'''

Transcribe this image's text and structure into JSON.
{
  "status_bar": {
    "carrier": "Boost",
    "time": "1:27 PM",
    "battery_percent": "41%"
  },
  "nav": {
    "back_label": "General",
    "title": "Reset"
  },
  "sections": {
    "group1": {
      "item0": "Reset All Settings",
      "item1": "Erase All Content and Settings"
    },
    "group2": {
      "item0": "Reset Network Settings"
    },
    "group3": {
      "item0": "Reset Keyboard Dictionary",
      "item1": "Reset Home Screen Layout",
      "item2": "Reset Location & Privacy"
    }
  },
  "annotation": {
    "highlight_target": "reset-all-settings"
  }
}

'''

■ Written instruction: Each record should come back exactly as written.

■ The result:
Transcribe this image's text and structure into JSON.
{
  "status_bar": {
    "carrier": "Boost",
    "time": "1:27 PM",
    "battery_percent": "41%"
  },
  "nav": {
    "back_label": "General",
    "title": "Reset"
  },
  "sections": {
    "group1": {
      "item0": "Reset All Settings",
      "item1": "Erase All Content and Settings"
    },
    "group2": {
      "item0": "Reset Network Settings"
    },
    "group3": {
      "item0": "Reset Keyboard Dictionary",
      "item1": "Reset Home Screen Layout",
      "item2": "Reset Location & Privacy"
    }
  },
  "annotation": {
    "highlight_target": "reset-all-settings"
  }
}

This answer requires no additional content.